*** Selected extract ***
My wife worked for a very big insurance company and she underwrote/priced small group and individual health care plans.  As a nurse, she would look at their medical history, prescription history, ect..and price the plan.  One of the biggest factors was what state they were in.  The minimum coverages where so different state to state (set by state government), that many insurance companies would not do business in those states.  This gives the ones that do, a sort of small monopoly on the citizens.  The state, through minimum coverage standards, prevents the citizen from using all of the collective competition of many ins companies and that prevents them from getting the best price possible for what they want.  When insurance companies compete for your business, you win.  

My points are in no way to defend or empower insurance companies.  In fact, I believe the recent obamacare has simply made them even more powerful and rich.  My point is that we can't in any way blame a free market system for our rising health care costs.  We have government meddling everywhere and every step of the way.  Our health care and health insurance is very far from free market.  
We have to look at why health care costs so much.  If we got that cost down, insurance would follow.
*** End of Selected extract ***
*** Dataset extract ***
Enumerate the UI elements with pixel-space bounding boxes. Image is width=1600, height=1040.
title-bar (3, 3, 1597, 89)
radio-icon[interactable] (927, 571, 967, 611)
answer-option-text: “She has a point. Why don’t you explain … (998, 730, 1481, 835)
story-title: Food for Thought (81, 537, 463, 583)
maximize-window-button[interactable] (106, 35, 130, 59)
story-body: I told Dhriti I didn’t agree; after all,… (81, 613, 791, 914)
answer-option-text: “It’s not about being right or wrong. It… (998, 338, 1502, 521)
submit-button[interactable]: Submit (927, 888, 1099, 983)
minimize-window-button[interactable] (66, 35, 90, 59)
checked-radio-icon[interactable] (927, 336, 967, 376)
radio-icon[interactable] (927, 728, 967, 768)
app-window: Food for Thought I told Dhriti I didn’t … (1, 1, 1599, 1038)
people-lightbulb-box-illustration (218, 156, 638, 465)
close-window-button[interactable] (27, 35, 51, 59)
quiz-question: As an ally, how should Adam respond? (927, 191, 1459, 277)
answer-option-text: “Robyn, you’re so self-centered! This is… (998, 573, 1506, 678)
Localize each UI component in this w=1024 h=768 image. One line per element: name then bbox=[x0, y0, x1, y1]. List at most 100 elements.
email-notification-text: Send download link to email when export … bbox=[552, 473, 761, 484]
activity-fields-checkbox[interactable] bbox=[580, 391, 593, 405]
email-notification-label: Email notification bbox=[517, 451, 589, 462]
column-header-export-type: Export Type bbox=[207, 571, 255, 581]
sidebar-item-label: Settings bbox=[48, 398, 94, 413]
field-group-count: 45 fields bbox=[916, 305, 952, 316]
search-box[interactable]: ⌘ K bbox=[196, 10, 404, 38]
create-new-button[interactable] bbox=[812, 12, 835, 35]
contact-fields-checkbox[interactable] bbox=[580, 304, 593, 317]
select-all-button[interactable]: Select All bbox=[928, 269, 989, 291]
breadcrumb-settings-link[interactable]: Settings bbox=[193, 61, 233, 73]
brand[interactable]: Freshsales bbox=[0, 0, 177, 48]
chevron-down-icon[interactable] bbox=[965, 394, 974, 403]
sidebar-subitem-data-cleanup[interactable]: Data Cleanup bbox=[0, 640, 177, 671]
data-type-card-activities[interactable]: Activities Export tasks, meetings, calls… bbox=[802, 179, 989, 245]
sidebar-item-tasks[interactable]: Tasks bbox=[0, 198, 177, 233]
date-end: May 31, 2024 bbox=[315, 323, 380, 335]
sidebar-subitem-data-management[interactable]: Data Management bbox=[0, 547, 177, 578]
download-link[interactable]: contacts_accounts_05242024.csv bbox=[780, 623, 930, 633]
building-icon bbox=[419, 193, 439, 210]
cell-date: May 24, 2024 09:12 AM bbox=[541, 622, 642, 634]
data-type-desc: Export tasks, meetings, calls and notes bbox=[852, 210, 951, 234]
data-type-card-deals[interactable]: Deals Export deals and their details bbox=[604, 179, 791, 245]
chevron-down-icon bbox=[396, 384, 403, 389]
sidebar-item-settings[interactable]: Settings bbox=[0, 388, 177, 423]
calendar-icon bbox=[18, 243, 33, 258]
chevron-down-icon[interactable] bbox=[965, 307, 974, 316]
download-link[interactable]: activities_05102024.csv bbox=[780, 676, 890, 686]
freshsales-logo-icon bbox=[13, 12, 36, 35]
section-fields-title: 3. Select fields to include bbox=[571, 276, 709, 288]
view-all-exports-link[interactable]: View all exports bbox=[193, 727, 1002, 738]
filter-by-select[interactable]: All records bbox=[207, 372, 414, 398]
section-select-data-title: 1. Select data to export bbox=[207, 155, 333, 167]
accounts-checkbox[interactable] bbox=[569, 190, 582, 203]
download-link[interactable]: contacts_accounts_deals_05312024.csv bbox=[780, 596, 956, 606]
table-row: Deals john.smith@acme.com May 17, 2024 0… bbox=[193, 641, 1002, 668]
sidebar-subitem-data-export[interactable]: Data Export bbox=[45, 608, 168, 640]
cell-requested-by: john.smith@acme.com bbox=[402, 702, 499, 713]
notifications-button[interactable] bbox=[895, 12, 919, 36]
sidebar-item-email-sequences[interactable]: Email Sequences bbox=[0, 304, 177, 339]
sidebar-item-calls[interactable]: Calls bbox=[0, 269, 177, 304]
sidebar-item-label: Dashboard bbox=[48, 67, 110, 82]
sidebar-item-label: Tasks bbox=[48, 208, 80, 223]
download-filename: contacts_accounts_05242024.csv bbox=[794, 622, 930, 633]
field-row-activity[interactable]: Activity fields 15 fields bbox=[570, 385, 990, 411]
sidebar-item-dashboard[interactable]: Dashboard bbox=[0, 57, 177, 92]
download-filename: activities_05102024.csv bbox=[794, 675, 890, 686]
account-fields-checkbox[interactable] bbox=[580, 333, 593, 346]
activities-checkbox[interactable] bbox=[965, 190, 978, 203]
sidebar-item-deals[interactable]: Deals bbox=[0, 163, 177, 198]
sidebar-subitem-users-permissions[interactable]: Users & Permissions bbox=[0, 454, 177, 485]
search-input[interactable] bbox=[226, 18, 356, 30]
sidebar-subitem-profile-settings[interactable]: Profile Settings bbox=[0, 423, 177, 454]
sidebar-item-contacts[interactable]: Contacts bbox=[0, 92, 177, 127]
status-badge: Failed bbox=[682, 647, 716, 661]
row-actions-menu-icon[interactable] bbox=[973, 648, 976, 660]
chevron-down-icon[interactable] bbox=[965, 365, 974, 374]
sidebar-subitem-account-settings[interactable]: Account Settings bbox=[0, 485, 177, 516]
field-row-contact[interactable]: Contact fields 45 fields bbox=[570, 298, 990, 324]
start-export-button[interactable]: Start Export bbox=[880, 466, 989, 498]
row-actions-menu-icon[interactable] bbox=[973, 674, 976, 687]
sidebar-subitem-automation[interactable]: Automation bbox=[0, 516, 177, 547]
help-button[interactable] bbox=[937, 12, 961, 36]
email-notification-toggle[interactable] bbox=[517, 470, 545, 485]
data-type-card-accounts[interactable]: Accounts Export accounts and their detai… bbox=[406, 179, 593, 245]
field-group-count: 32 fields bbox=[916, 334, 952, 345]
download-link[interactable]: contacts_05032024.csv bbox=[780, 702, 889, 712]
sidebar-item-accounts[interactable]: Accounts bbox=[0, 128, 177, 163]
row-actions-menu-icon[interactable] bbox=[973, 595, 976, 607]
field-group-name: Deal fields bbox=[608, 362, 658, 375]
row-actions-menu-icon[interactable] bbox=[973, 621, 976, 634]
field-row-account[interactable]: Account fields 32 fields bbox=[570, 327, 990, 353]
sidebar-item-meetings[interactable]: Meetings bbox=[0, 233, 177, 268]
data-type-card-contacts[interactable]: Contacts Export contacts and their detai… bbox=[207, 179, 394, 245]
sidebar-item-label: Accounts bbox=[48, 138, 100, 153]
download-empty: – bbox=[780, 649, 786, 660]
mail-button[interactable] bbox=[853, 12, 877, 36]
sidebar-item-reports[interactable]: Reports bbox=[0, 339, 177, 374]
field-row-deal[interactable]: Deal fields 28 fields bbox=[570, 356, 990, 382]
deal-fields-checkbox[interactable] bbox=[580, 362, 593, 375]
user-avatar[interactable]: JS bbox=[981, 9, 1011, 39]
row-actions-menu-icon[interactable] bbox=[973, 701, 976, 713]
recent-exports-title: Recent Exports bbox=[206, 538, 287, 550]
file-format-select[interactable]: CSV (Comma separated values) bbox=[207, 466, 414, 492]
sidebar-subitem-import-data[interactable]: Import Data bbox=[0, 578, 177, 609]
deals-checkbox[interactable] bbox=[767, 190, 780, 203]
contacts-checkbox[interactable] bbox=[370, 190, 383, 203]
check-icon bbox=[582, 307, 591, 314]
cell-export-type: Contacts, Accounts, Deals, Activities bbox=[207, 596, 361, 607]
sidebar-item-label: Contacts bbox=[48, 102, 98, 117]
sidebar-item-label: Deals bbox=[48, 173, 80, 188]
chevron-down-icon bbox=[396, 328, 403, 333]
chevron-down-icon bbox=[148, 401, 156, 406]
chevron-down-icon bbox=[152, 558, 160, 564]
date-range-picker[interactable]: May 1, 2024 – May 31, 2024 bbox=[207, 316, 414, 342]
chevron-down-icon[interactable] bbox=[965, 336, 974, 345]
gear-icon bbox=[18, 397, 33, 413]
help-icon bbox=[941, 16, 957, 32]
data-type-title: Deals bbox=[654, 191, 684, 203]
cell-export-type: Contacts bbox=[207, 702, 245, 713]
*** End of Dataset extract ***
_Problem requirements_. Can you return the part of the health insurance post between "My wife worked" and "business, you win.", inclusive? The lines have nothing to do with the health insurance post.

_Result_.
My wife worked for a very big insurance company and she underwrote/priced small group and individual health care plans.  As a nurse, she would look at their medical history, prescription history, ect..and price the plan.  One of the biggest factors was what state they were in.  The minimum coverages where so different state to state (set by state government), that many insurance companies would not do business in those states.  This gives the ones that do, a sort of small monopoly on the citizens.  The state, through minimum coverage standards, prevents the citizen from using all of the collective competition of many ins companies and that prevents them from getting the best price possible for what they want.  When insurance companies compete for your business, you win.